→ **Input for this task**:
━━━━━━
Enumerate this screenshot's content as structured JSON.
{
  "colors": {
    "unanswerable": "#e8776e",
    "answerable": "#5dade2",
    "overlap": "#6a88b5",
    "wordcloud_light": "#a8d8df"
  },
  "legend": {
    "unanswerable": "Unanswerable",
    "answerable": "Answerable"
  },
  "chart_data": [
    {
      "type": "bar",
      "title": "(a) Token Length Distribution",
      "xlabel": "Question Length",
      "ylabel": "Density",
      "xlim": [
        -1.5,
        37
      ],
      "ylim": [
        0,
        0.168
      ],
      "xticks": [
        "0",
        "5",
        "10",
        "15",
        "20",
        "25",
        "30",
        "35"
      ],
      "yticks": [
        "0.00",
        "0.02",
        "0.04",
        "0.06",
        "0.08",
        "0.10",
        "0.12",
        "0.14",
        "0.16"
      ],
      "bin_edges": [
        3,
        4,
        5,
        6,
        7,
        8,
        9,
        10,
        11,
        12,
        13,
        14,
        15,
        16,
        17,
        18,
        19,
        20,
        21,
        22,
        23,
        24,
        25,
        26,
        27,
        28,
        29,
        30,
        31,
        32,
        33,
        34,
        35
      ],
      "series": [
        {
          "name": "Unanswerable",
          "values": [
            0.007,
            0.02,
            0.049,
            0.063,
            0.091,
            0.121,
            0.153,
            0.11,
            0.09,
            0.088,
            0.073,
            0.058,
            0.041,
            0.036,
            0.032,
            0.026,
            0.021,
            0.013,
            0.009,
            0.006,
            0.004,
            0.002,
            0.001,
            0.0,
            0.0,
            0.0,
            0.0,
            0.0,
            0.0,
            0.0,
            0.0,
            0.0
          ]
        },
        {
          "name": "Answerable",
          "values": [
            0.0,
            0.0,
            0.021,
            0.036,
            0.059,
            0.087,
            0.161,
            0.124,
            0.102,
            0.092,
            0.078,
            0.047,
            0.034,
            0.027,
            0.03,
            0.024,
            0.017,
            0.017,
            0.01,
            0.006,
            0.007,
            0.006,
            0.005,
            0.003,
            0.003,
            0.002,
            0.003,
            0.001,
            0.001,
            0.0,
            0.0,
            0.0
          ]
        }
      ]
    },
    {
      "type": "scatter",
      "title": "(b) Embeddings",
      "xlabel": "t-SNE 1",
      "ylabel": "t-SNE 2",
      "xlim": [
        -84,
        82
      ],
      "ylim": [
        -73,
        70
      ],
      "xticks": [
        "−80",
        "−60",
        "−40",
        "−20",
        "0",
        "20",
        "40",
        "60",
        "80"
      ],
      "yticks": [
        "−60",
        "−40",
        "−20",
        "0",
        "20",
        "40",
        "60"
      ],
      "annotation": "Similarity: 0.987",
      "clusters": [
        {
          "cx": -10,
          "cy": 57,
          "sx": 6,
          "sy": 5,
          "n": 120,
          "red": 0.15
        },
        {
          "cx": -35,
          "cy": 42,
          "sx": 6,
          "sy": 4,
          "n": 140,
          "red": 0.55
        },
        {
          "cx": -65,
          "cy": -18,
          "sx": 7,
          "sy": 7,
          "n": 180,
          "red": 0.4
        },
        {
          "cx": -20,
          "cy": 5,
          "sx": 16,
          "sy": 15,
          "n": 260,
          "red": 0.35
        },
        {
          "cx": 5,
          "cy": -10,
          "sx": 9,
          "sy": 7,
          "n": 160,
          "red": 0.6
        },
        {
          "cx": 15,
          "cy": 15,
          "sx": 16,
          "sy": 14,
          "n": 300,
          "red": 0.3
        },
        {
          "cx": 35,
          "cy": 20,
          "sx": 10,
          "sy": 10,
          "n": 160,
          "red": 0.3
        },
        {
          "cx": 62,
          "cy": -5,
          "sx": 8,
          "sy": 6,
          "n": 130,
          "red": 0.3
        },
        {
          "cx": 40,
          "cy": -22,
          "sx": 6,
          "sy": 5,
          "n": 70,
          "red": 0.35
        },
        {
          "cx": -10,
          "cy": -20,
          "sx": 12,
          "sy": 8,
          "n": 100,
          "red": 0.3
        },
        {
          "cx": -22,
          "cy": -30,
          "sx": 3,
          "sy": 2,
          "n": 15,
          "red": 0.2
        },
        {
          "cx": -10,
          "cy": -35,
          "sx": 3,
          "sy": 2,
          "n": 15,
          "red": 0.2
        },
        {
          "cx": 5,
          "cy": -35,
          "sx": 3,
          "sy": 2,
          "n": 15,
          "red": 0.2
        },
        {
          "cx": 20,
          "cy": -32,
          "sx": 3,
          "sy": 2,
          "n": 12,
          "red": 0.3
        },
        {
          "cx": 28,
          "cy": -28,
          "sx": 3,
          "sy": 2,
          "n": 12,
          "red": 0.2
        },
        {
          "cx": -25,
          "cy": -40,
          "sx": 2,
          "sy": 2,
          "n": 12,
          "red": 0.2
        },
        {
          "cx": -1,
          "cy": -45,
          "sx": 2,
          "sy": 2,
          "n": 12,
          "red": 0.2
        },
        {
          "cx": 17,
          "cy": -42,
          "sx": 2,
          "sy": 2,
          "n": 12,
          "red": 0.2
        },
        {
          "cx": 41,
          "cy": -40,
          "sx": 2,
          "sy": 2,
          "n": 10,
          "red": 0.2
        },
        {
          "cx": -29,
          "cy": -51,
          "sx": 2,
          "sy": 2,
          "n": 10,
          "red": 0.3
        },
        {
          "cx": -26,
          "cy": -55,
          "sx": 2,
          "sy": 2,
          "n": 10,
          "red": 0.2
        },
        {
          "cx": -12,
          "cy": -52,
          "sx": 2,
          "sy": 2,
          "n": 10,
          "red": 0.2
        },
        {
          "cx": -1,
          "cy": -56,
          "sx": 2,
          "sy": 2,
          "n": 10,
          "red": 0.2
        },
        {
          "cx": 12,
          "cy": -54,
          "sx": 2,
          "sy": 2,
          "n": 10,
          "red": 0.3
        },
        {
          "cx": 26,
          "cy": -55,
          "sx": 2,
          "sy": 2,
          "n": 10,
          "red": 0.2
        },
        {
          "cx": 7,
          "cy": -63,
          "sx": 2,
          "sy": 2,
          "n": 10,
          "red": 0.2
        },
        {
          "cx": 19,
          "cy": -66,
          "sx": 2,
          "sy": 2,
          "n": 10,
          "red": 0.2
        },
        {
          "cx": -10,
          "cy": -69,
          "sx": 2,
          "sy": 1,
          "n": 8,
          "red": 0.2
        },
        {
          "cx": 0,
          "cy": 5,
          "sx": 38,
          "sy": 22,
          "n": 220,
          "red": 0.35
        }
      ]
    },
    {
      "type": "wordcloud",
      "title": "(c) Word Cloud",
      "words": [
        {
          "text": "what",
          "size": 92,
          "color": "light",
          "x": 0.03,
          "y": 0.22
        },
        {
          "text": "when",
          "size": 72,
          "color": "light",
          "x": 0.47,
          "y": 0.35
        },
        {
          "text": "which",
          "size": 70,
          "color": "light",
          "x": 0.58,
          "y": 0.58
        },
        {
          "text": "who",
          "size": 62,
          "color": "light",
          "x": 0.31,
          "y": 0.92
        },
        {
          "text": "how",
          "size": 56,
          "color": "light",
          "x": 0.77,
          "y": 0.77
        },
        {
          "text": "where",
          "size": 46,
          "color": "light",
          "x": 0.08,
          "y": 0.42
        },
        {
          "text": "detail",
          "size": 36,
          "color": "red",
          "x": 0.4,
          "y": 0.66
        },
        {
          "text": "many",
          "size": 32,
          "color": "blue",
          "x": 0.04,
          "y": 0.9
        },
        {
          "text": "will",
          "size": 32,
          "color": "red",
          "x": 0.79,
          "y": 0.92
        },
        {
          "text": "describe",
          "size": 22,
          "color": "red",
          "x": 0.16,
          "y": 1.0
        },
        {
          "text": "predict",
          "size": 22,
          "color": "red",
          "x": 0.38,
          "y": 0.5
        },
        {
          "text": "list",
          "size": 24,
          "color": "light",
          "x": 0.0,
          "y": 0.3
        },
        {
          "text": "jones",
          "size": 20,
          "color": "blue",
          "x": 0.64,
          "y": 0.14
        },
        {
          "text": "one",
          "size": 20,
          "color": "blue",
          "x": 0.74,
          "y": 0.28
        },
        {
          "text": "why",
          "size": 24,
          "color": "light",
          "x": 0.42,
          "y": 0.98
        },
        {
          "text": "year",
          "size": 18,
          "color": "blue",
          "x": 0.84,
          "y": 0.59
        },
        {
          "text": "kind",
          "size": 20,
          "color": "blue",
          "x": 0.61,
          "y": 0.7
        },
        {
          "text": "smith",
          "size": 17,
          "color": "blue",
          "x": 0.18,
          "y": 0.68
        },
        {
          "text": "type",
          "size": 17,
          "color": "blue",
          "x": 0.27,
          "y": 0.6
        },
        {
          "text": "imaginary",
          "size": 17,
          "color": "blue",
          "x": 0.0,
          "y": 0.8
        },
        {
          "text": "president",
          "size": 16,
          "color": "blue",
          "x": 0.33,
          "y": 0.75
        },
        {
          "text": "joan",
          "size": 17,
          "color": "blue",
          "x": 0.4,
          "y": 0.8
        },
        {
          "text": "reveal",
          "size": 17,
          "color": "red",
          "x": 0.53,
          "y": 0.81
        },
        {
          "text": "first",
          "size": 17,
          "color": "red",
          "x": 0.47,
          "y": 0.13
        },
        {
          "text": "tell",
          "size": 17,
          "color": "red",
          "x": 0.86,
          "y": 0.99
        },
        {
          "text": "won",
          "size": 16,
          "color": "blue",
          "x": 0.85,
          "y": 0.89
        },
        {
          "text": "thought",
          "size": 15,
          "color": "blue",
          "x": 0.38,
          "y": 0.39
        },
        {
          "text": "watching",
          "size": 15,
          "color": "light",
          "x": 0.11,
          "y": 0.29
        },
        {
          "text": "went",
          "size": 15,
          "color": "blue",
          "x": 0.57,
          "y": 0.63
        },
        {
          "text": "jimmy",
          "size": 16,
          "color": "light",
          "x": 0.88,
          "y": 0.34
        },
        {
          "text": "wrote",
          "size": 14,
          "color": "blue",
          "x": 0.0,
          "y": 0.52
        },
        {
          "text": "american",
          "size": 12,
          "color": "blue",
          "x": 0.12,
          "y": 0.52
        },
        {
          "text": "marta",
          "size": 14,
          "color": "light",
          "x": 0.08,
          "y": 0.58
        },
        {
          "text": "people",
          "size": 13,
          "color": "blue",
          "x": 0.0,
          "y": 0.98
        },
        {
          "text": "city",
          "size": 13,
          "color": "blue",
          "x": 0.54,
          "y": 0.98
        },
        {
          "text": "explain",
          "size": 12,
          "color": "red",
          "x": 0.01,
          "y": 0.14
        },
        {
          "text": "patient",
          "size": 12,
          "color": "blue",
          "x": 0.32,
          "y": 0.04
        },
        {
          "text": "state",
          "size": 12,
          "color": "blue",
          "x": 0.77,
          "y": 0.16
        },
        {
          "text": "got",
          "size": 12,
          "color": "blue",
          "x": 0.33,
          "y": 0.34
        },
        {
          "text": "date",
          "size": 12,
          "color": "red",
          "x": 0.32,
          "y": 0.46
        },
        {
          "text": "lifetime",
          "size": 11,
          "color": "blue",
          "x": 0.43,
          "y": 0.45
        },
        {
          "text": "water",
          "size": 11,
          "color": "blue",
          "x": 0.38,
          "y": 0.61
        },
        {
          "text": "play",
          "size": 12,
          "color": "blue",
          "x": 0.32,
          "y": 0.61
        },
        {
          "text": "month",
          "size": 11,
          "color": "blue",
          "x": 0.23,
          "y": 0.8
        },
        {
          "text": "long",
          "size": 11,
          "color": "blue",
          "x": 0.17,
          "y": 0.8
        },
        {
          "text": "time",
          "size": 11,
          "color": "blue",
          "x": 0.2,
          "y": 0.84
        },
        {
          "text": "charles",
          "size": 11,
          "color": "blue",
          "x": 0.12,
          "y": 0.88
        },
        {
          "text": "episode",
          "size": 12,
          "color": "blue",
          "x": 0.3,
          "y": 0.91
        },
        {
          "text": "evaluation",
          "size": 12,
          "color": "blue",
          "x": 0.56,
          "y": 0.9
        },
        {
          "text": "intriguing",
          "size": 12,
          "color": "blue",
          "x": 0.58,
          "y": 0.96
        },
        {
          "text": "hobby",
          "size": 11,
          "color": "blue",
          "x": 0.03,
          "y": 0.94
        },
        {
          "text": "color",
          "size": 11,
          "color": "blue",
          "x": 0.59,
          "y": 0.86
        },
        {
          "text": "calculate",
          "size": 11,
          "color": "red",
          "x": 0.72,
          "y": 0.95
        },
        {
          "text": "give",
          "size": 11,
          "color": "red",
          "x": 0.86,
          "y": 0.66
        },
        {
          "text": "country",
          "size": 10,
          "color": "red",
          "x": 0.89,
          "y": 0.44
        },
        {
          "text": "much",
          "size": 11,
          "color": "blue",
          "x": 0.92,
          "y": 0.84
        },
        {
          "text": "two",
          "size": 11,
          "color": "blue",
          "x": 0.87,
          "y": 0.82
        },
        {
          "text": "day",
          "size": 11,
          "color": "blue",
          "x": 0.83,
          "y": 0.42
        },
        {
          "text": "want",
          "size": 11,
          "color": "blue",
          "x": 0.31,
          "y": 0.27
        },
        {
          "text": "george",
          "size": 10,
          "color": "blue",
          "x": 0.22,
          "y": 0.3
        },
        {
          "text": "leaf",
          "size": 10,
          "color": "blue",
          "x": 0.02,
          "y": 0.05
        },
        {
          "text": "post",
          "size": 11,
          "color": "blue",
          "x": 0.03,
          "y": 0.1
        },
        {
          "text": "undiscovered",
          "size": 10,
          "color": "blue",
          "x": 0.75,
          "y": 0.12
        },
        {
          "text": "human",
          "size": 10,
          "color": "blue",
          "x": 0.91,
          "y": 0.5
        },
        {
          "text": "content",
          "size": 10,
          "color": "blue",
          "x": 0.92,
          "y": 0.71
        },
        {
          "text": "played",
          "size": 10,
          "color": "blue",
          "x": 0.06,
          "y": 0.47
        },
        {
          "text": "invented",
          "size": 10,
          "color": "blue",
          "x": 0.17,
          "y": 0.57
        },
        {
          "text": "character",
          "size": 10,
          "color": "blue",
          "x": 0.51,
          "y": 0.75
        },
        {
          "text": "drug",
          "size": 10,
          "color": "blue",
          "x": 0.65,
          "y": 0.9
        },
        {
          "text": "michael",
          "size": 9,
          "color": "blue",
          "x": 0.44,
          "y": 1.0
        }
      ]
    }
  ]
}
━━━━━━
→ **What to produce**:
Copy down every line of the material above that includes the string "Length".

→ **Written answer**:
      "title": "(a) Token Length Distribution",
      "xlabel": "Question Length",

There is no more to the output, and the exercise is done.